(Dataset entries)
>> BEGIN

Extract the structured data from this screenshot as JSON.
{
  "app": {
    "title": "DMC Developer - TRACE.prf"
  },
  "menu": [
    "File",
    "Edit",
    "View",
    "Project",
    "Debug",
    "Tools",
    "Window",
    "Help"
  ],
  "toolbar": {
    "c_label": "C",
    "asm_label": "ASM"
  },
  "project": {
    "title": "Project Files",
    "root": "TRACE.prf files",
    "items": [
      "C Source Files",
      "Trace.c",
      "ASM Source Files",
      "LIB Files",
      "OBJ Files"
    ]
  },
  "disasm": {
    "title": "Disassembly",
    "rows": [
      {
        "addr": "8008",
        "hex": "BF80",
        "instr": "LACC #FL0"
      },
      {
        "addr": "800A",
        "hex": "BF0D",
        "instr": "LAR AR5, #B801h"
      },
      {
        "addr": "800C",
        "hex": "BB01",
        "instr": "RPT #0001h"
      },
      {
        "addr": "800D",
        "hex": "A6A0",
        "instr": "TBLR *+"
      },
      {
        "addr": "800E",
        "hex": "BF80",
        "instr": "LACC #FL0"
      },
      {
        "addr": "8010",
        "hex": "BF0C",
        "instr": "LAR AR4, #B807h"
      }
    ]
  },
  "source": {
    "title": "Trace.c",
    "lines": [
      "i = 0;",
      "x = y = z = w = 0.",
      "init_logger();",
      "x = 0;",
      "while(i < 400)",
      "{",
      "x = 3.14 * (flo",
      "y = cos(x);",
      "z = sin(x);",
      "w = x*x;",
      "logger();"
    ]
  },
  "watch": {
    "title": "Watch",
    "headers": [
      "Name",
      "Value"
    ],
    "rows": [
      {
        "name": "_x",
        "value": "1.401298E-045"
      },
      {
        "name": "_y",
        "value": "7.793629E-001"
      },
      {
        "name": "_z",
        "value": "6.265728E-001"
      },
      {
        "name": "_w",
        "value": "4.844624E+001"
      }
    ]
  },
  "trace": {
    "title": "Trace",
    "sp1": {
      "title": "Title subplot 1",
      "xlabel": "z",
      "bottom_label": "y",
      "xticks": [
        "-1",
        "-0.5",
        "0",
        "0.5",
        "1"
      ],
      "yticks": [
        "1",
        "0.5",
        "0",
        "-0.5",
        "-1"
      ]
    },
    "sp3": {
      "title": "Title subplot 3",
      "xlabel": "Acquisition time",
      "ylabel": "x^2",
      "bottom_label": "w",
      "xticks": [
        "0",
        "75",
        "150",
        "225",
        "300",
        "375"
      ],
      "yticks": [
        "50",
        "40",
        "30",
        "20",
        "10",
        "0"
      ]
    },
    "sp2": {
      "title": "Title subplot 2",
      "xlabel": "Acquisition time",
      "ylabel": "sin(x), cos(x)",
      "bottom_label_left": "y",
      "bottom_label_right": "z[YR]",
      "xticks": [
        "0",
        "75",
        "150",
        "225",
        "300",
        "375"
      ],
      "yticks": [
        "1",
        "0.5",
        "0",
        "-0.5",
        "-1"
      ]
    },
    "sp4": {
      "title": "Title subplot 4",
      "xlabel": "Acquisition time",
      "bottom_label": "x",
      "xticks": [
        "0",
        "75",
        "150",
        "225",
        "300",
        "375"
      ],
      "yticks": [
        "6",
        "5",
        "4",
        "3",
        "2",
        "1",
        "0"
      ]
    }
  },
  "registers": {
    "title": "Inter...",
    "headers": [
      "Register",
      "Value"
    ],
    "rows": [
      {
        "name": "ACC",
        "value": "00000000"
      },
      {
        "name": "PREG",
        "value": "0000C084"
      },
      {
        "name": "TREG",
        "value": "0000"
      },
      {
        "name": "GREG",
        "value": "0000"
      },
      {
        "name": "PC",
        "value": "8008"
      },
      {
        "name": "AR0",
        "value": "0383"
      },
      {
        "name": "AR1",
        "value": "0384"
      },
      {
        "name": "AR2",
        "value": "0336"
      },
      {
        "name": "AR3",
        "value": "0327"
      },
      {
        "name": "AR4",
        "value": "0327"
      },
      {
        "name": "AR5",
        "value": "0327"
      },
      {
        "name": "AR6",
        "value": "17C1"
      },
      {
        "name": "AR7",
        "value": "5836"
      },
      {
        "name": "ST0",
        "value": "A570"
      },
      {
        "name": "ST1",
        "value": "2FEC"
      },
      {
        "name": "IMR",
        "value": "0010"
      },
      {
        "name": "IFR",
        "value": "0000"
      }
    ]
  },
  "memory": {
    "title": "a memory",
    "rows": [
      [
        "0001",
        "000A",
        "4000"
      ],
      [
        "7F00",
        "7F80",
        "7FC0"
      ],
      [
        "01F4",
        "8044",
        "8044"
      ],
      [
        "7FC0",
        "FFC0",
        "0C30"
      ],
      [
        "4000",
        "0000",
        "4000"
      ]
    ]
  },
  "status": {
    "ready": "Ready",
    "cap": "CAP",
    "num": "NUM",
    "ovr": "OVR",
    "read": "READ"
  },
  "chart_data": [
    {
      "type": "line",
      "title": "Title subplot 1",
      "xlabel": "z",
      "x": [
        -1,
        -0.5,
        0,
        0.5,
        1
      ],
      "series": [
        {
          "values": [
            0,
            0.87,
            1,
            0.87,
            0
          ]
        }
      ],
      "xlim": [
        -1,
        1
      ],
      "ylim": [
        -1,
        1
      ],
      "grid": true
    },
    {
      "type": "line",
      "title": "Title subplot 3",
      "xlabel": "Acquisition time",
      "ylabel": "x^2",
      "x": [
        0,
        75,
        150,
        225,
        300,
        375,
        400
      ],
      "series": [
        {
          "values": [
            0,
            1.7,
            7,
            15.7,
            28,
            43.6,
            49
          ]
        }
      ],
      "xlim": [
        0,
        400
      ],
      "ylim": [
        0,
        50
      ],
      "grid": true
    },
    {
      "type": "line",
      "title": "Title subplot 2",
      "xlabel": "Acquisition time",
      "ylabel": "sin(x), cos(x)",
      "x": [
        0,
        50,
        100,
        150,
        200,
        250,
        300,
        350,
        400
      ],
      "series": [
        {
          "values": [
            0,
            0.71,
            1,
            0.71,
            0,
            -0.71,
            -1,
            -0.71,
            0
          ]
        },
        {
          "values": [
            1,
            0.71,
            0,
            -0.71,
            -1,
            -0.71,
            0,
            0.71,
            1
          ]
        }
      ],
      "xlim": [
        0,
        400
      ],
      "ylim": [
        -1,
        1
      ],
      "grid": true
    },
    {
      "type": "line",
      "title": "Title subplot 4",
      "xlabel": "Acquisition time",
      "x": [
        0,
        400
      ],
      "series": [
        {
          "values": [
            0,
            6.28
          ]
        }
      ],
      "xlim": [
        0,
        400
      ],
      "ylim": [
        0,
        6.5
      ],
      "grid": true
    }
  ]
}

>> END

### [Stated goal]
Copy out the data shown above without altering anything.

### [Result for this exercise]
Extract the structured data from this screenshot as JSON.
{
  "app": {
    "title": "DMC Developer - TRACE.prf"
  },
  "menu": [
    "File",
    "Edit",
    "View",
    "Project",
    "Debug",
    "Tools",
    "Window",
    "Help"
  ],
  "toolbar": {
    "c_label": "C",
    "asm_label": "ASM"
  },
  "project": {
    "title": "Project Files",
    "root": "TRACE.prf files",
    "items": [
      "C Source Files",
      "Trace.c",
      "ASM Source Files",
      "LIB Files",
      "OBJ Files"
    ]
  },
  "disasm": {
    "title": "Disassembly",
    "rows": [
      {
        "addr": "8008",
        "hex": "BF80",
        "instr": "LACC #FL0"
      },
      {
        "addr": "800A",
        "hex": "BF0D",
        "instr": "LAR AR5, #B801h"
      },
      {
        "addr": "800C",
        "hex": "BB01",
        "instr": "RPT #0001h"
      },
      {
        "addr": "800D",
        "hex": "A6A0",
        "instr": "TBLR *+"
      },
      {
        "addr": "800E",
        "hex": "BF80",
        "instr": "LACC #FL0"
      },
      {
        "addr": "8010",
        "hex": "BF0C",
        "instr": "LAR AR4, #B807h"
      }
    ]
  },
  "source": {
    "title": "Trace.c",
    "lines": [
      "i = 0;",
      "x = y = z = w = 0.",
      "init_logger();",
      "x = 0;",
      "while(i < 400)",
      "{",
      "x = 3.14 * (flo",
      "y = cos(x);",
      "z = sin(x);",
      "w = x*x;",
      "logger();"
    ]
  },
  "watch": {
    "title": "Watch",
    "headers": [
      "Name",
      "Value"
    ],
    "rows": [
      {
        "name": "_x",
        "value": "1.401298E-045"
      },
      {
        "name": "_y",
        "value": "7.793629E-001"
      },
      {
        "name": "_z",
        "value": "6.265728E-001"
      },
      {
        "name": "_w",
        "value": "4.844624E+001"
      }
    ]
  },
  "trace": {
    "title": "Trace",
    "sp1": {
      "title": "Title subplot 1",
      "xlabel": "z",
      "bottom_label": "y",
      "xticks": [
        "-1",
        "-0.5",
        "0",
        "0.5",
        "1"
      ],
      "yticks": [
        "1",
        "0.5",
        "0",
        "-0.5",
        "-1"
      ]
    },
    "sp3": {
      "title": "Title subplot 3",
      "xlabel": "Acquisition time",
      "ylabel": "x^2",
      "bottom_label": "w",
      "xticks": [
        "0",
        "75",
        "150",
        "225",
        "300",
        "375"
      ],
      "yticks": [
        "50",
        "40",
        "30",
        "20",
        "10",
        "0"
      ]
    },
    "sp2": {
      "title": "Title subplot 2",
      "xlabel": "Acquisition time",
      "ylabel": "sin(x), cos(x)",
      "bottom_label_left": "y",
      "bottom_label_right": "z[YR]",
      "xticks": [
        "0",
        "75",
        "150",
        "225",
        "300",
        "375"
      ],
      "yticks": [
        "1",
        "0.5",
        "0",
        "-0.5",
        "-1"
      ]
    },
    "sp4": {
      "title": "Title subplot 4",
      "xlabel": "Acquisition time",
      "bottom_label": "x",
      "xticks": [
        "0",
        "75",
        "150",
        "225",
        "300",
        "375"
      ],
      "yticks": [
        "6",
        "5",
        "4",
        "3",
        "2",
        "1",
        "0"
      ]
    }
  },
  "registers": {
    "title": "Inter...",
    "headers": [
      "Register",
      "Value"
    ],
    "rows": [
      {
        "name": "ACC",
        "value": "00000000"
      },
      {
        "name": "PREG",
        "value": "0000C084"
      },
      {
        "name": "TREG",
        "value": "0000"
      },
      {
        "name": "GREG",
        "value": "0000"
      },
      {
        "name": "PC",
        "value": "8008"
      },
      {
        "name": "AR0",
        "value": "0383"
      },
      {
        "name": "AR1",
        "value": "0384"
      },
      {
        "name": "AR2",
        "value": "0336"
      },
      {
        "name": "AR3",
        "value": "0327"
      },
      {
        "name": "AR4",
        "value": "0327"
      },
      {
        "name": "AR5",
        "value": "0327"
      },
      {
        "name": "AR6",
        "value": "17C1"
      },
      {
        "name": "AR7",
        "value": "5836"
      },
      {
        "name": "ST0",
        "value": "A570"
      },
      {
        "name": "ST1",
        "value": "2FEC"
      },
      {
        "name": "IMR",
        "value": "0010"
      },
      {
        "name": "IFR",
        "value": "0000"
      }
    ]
  },
  "memory": {
    "title": "a memory",
    "rows": [
      [
        "0001",
        "000A",
        "4000"
      ],
      [
        "7F00",
        "7F80",
        "7FC0"
      ],
      [
        "01F4",
        "8044",
        "8044"
      ],
      [
        "7FC0",
        "FFC0",
        "0C30"
      ],
      [
        "4000",
        "0000",
        "4000"
      ]
    ]
  },
  "status": {
    "ready": "Ready",
    "cap": "CAP",
    "num": "NUM",
    "ovr": "OVR",
    "read": "READ"
  },
  "chart_data": [
    {
      "type": "line",
      "title": "Title subplot 1",
      "xlabel": "z",
      "x": [
        -1,
        -0.5,
        0,
        0.5,
        1
      ],
      "series": [
        {
          "values": [
            0,
            0.87,
            1,
            0.87,
            0
          ]
        }
      ],
      "xlim": [
        -1,
        1
      ],
      "ylim": [
        -1,
        1
      ],
      "grid": true
    },
    {
      "type": "line",
      "title": "Title subplot 3",
      "xlabel": "Acquisition time",
      "ylabel": "x^2",
      "x": [
        0,
        75,
        150,
        225,
        300,
        375,
        400
      ],
      "series": [
        {
          "values": [
            0,
            1.7,
            7,
            15.7,
            28,
            43.6,
            49
          ]
        }
      ],
      "xlim": [
        0,
        400
      ],
      "ylim": [
        0,
        50
      ],
      "grid": true
    },
    {
      "type": "line",
      "title": "Title subplot 2",
      "xlabel": "Acquisition time",
      "ylabel": "sin(x), cos(x)",
      "x": [
        0,
        50,
        100,
        150,
        200,
        250,
        300,
        350,
        400
      ],
      "series": [
        {
          "values": [
            0,
            0.71,
            1,
            0.71,
            0,
            -0.71,
            -1,
            -0.71,
            0
          ]
        },
        {
          "values": [
            1,
            0.71,
            0,
            -0.71,
            -1,
            -0.71,
            0,
            0.71,
            1
          ]
        }
      ],
      "xlim": [
        0,
        400
      ],
      "ylim": [
        -1,
        1
      ],
      "grid": true
    },
    {
      "type": "line",
      "title": "Title subplot 4",
      "xlabel": "Acquisition time",
      "x": [
        0,
        400
      ],
      "series": [
        {
          "values": [
            0,
            6.28
          ]
        }
      ],
      "xlim": [
        0,
        400
      ],
      "ylim": [
        0,
        6.5
      ],
      "grid": true
    }
  ]
}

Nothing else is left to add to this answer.